*MATERIAL FOR THE TASK:*
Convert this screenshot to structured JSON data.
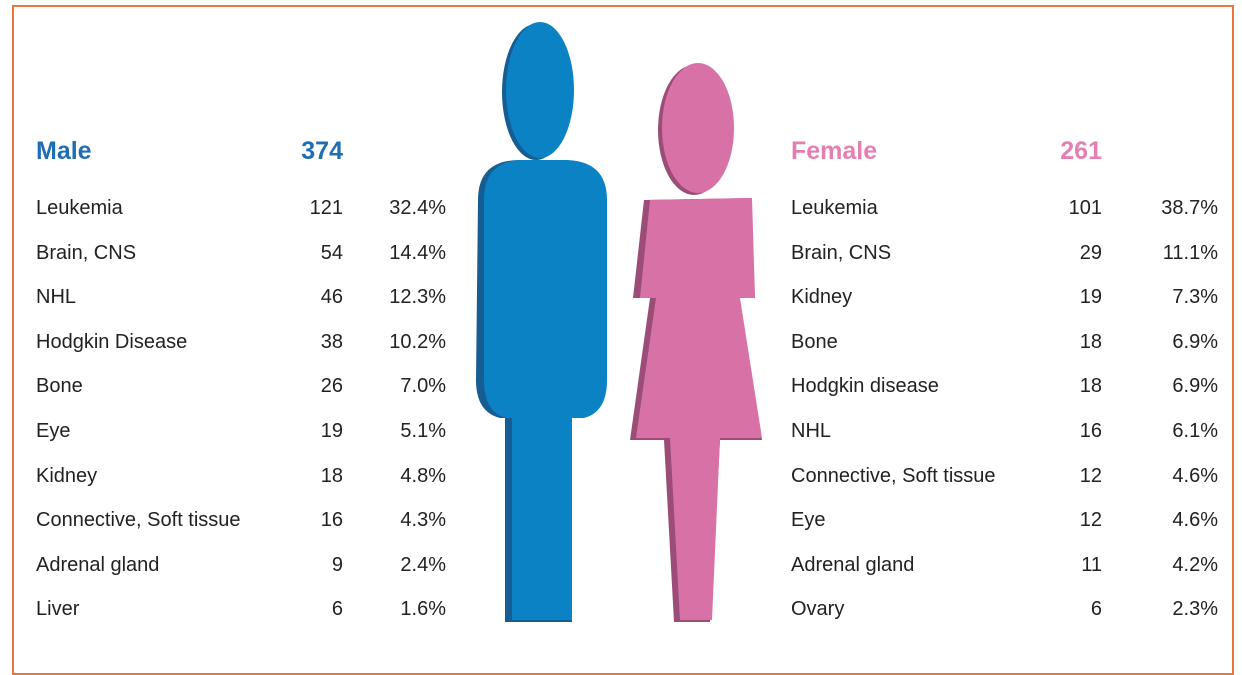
{
  "male": {
    "title": "Male",
    "total": "374",
    "rows": [
      [
        "Leukemia",
        "121",
        "32.4%"
      ],
      [
        "Brain, CNS",
        "54",
        "14.4%"
      ],
      [
        "NHL",
        "46",
        "12.3%"
      ],
      [
        "Hodgkin Disease",
        "38",
        "10.2%"
      ],
      [
        "Bone",
        "26",
        "7.0%"
      ],
      [
        "Eye",
        "19",
        "5.1%"
      ],
      [
        "Kidney",
        "18",
        "4.8%"
      ],
      [
        "Connective, Soft tissue",
        "16",
        "4.3%"
      ],
      [
        "Adrenal gland",
        "9",
        "2.4%"
      ],
      [
        "Liver",
        "6",
        "1.6%"
      ]
    ]
  },
  "female": {
    "title": "Female",
    "total": "261",
    "rows": [
      [
        "Leukemia",
        "101",
        "38.7%"
      ],
      [
        "Brain, CNS",
        "29",
        "11.1%"
      ],
      [
        "Kidney",
        "19",
        "7.3%"
      ],
      [
        "Bone",
        "18",
        "6.9%"
      ],
      [
        "Hodgkin disease",
        "18",
        "6.9%"
      ],
      [
        "NHL",
        "16",
        "6.1%"
      ],
      [
        "Connective, Soft tissue",
        "12",
        "4.6%"
      ],
      [
        "Eye",
        "12",
        "4.6%"
      ],
      [
        "Adrenal gland",
        "11",
        "4.2%"
      ],
      [
        "Ovary",
        "6",
        "2.3%"
      ]
    ]
  }
}
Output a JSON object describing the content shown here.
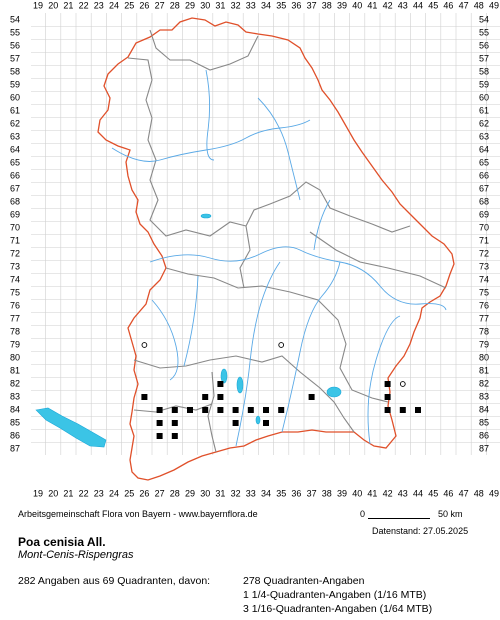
{
  "map": {
    "x_labels": [
      "19",
      "20",
      "21",
      "22",
      "23",
      "24",
      "25",
      "26",
      "27",
      "28",
      "29",
      "30",
      "31",
      "32",
      "33",
      "34",
      "35",
      "36",
      "37",
      "38",
      "39",
      "40",
      "41",
      "42",
      "43",
      "44",
      "45",
      "46",
      "47",
      "48",
      "49"
    ],
    "y_labels": [
      "54",
      "55",
      "56",
      "57",
      "58",
      "59",
      "60",
      "61",
      "62",
      "63",
      "64",
      "65",
      "66",
      "67",
      "68",
      "69",
      "70",
      "71",
      "72",
      "73",
      "74",
      "75",
      "76",
      "77",
      "78",
      "79",
      "80",
      "81",
      "82",
      "83",
      "84",
      "85",
      "86",
      "87"
    ],
    "colors": {
      "border_state": "#e0502a",
      "border_district": "#888888",
      "rivers": "#5aa9e6",
      "lakes": "#3bc4e6",
      "grid": "#d0d0d0",
      "markers": "#000000"
    },
    "records_filled": [
      [
        26,
        83
      ],
      [
        27,
        84
      ],
      [
        27,
        85
      ],
      [
        27,
        86
      ],
      [
        28,
        84
      ],
      [
        28,
        85
      ],
      [
        28,
        86
      ],
      [
        29,
        84
      ],
      [
        30,
        83
      ],
      [
        30,
        84
      ],
      [
        31,
        82
      ],
      [
        31,
        83
      ],
      [
        31,
        84
      ],
      [
        32,
        84
      ],
      [
        32,
        85
      ],
      [
        33,
        84
      ],
      [
        34,
        84
      ],
      [
        34,
        85
      ],
      [
        35,
        84
      ],
      [
        37,
        83
      ],
      [
        42,
        82
      ],
      [
        42,
        83
      ],
      [
        42,
        84
      ],
      [
        43,
        84
      ],
      [
        44,
        84
      ]
    ],
    "records_open": [
      [
        26,
        79
      ],
      [
        35,
        79
      ],
      [
        43,
        82
      ]
    ]
  },
  "footer": {
    "credit": "Arbeitsgemeinschaft Flora von Bayern - www.bayernflora.de",
    "scale_zero": "0",
    "scale_end": "50 km",
    "date": "Datenstand: 27.05.2025",
    "species_name": "Poa cenisia All.",
    "common_name": "Mont-Cenis-Rispengras",
    "total_summary": "282 Angaben aus 69 Quadranten, davon:",
    "quad_full": "278 Quadranten-Angaben",
    "quad_quarter": "1 1/4-Quadranten-Angaben (1/16 MTB)",
    "quad_sixteenth": "3 1/16-Quadranten-Angaben (1/64 MTB)"
  }
}
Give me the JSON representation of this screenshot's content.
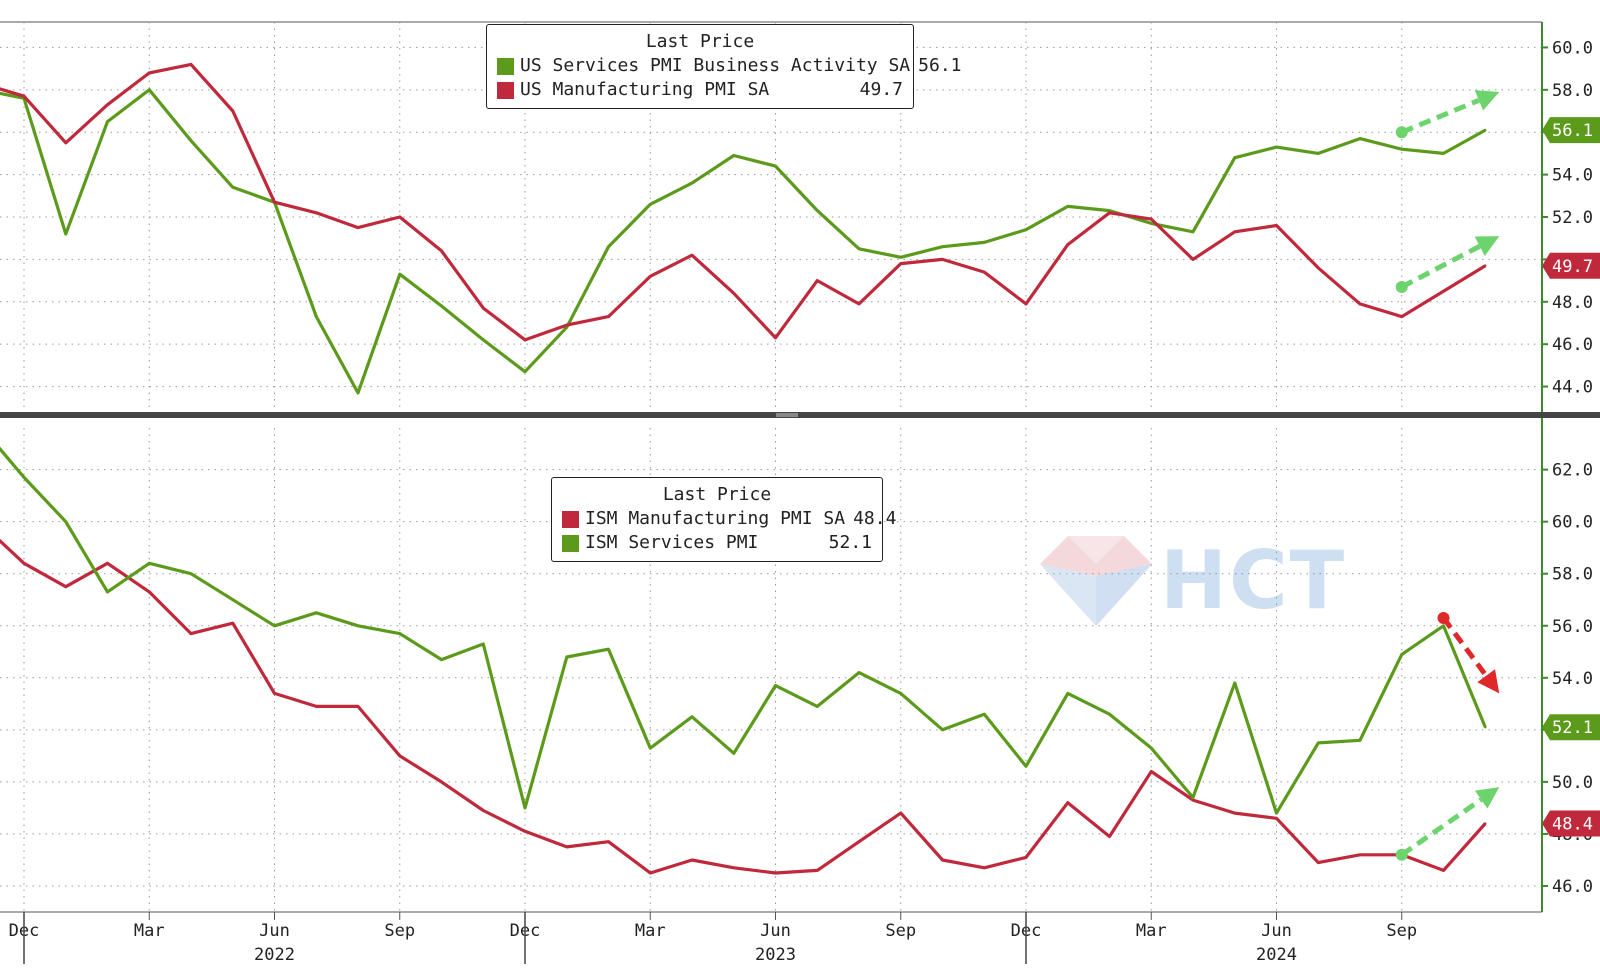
{
  "colors": {
    "green": "#5b9a1a",
    "red": "#c0283c",
    "arrow_green": "#6dd36d",
    "arrow_red": "#e0282a",
    "grid": "#9a9a9a",
    "axis": "#3c8a2c",
    "divider": "#444444"
  },
  "x_axis": {
    "months": [
      "Dec",
      "Mar",
      "Jun",
      "Sep",
      "Dec",
      "Mar",
      "Jun",
      "Sep",
      "Dec",
      "Mar",
      "Jun",
      "Sep"
    ],
    "years": [
      "2022",
      "2023",
      "2024"
    ]
  },
  "watermark": {
    "text": "HCT",
    "icon": "diamond-logo-icon"
  },
  "chart_data": [
    {
      "type": "line",
      "x_unit": "month",
      "x": [
        "2021-11",
        "2021-12",
        "2022-01",
        "2022-02",
        "2022-03",
        "2022-04",
        "2022-05",
        "2022-06",
        "2022-07",
        "2022-08",
        "2022-09",
        "2022-10",
        "2022-11",
        "2022-12",
        "2023-01",
        "2023-02",
        "2023-03",
        "2023-04",
        "2023-05",
        "2023-06",
        "2023-07",
        "2023-08",
        "2023-09",
        "2023-10",
        "2023-11",
        "2023-12",
        "2024-01",
        "2024-02",
        "2024-03",
        "2024-04",
        "2024-05",
        "2024-06",
        "2024-07",
        "2024-08",
        "2024-09",
        "2024-10",
        "2024-11"
      ],
      "series": [
        {
          "name": "US Services PMI Business Activity SA",
          "color_key": "green",
          "values": [
            58.0,
            57.6,
            51.2,
            56.5,
            58.0,
            55.6,
            53.4,
            52.7,
            47.3,
            43.7,
            49.3,
            47.8,
            46.2,
            44.7,
            46.8,
            50.6,
            52.6,
            53.6,
            54.9,
            54.4,
            52.3,
            50.5,
            50.1,
            50.6,
            50.8,
            51.4,
            52.5,
            52.3,
            51.7,
            51.3,
            54.8,
            55.3,
            55.0,
            55.7,
            55.2,
            55.0,
            56.1
          ],
          "last_price": "56.1"
        },
        {
          "name": "US Manufacturing PMI SA",
          "color_key": "red",
          "values": [
            58.3,
            57.7,
            55.5,
            57.3,
            58.8,
            59.2,
            57.0,
            52.7,
            52.2,
            51.5,
            52.0,
            50.4,
            47.7,
            46.2,
            46.9,
            47.3,
            49.2,
            50.2,
            48.4,
            46.3,
            49.0,
            47.9,
            49.8,
            50.0,
            49.4,
            47.9,
            50.7,
            52.2,
            51.9,
            50.0,
            51.3,
            51.6,
            49.6,
            47.9,
            47.3,
            48.5,
            49.7
          ],
          "last_price": "49.7"
        }
      ],
      "y_ticks": [
        "44.0",
        "46.0",
        "48.0",
        "50.0",
        "52.0",
        "54.0",
        "56.0",
        "58.0",
        "60.0"
      ],
      "ylim": [
        42.8,
        61.2
      ],
      "legend": {
        "title": "Last Price",
        "placement": "top-center",
        "entries": [
          {
            "label": "US Services PMI Business Activity SA",
            "value": "56.1",
            "color_key": "green"
          },
          {
            "label": "US Manufacturing PMI SA",
            "value": "49.7",
            "color_key": "red"
          }
        ]
      },
      "end_badges": [
        {
          "text": "56.1",
          "color_key": "green",
          "y": 56.1
        },
        {
          "text": "49.7",
          "color_key": "red",
          "y": 49.7
        }
      ],
      "annotations": [
        {
          "shape": "dashed-arrow",
          "color_key": "arrow_green",
          "from": [
            "2024-09",
            56.0
          ],
          "to": [
            "2024-11",
            57.9
          ]
        },
        {
          "shape": "dashed-arrow",
          "color_key": "arrow_green",
          "from": [
            "2024-09",
            48.7
          ],
          "to": [
            "2024-11",
            51.1
          ]
        }
      ]
    },
    {
      "type": "line",
      "x_unit": "month",
      "x": [
        "2021-11",
        "2021-12",
        "2022-01",
        "2022-02",
        "2022-03",
        "2022-04",
        "2022-05",
        "2022-06",
        "2022-07",
        "2022-08",
        "2022-09",
        "2022-10",
        "2022-11",
        "2022-12",
        "2023-01",
        "2023-02",
        "2023-03",
        "2023-04",
        "2023-05",
        "2023-06",
        "2023-07",
        "2023-08",
        "2023-09",
        "2023-10",
        "2023-11",
        "2023-12",
        "2024-01",
        "2024-02",
        "2024-03",
        "2024-04",
        "2024-05",
        "2024-06",
        "2024-07",
        "2024-08",
        "2024-09",
        "2024-10",
        "2024-11"
      ],
      "series": [
        {
          "name": "ISM Manufacturing PMI SA",
          "color_key": "red",
          "values": [
            59.9,
            58.4,
            57.5,
            58.4,
            57.3,
            55.7,
            56.1,
            53.4,
            52.9,
            52.9,
            51.0,
            50.0,
            48.9,
            48.1,
            47.5,
            47.7,
            46.5,
            47.0,
            46.7,
            46.5,
            46.6,
            47.7,
            48.8,
            47.0,
            46.7,
            47.1,
            49.2,
            47.9,
            50.4,
            49.3,
            48.8,
            48.6,
            46.9,
            47.2,
            47.2,
            46.6,
            48.4
          ],
          "last_price": "48.4"
        },
        {
          "name": "ISM Services PMI",
          "color_key": "green",
          "values": [
            63.6,
            61.7,
            60.0,
            57.3,
            58.4,
            58.0,
            57.0,
            56.0,
            56.5,
            56.0,
            55.7,
            54.7,
            55.3,
            49.0,
            54.8,
            55.1,
            51.3,
            52.5,
            51.1,
            53.7,
            52.9,
            54.2,
            53.4,
            52.0,
            52.6,
            50.6,
            53.4,
            52.6,
            51.3,
            49.4,
            53.8,
            48.8,
            51.5,
            51.6,
            54.9,
            56.0,
            52.1
          ],
          "last_price": "52.1"
        }
      ],
      "y_ticks": [
        "46.0",
        "48.0",
        "50.0",
        "52.0",
        "54.0",
        "56.0",
        "58.0",
        "60.0",
        "62.0"
      ],
      "ylim": [
        45.0,
        63.6
      ],
      "legend": {
        "title": "Last Price",
        "placement": "top-center",
        "entries": [
          {
            "label": "ISM Manufacturing PMI SA",
            "value": "48.4",
            "color_key": "red"
          },
          {
            "label": "ISM Services PMI",
            "value": "52.1",
            "color_key": "green"
          }
        ]
      },
      "end_badges": [
        {
          "text": "52.1",
          "color_key": "green",
          "y": 52.1
        },
        {
          "text": "48.4",
          "color_key": "red",
          "y": 48.4
        }
      ],
      "annotations": [
        {
          "shape": "dashed-arrow",
          "color_key": "arrow_red",
          "from": [
            "2024-10",
            56.3
          ],
          "to": [
            "2024-11",
            53.4
          ]
        },
        {
          "shape": "dashed-arrow",
          "color_key": "arrow_green",
          "from": [
            "2024-09",
            47.2
          ],
          "to": [
            "2024-11",
            49.8
          ]
        }
      ]
    }
  ]
}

*WHAT THE TASK ASKS:* Filter the records for lines holding the string "content". Copy each one.

*ANSWER TO THE PROBLEM:*
Output a JSON object describing the content shown here.
Give me the JSON representation of this screenshot's content.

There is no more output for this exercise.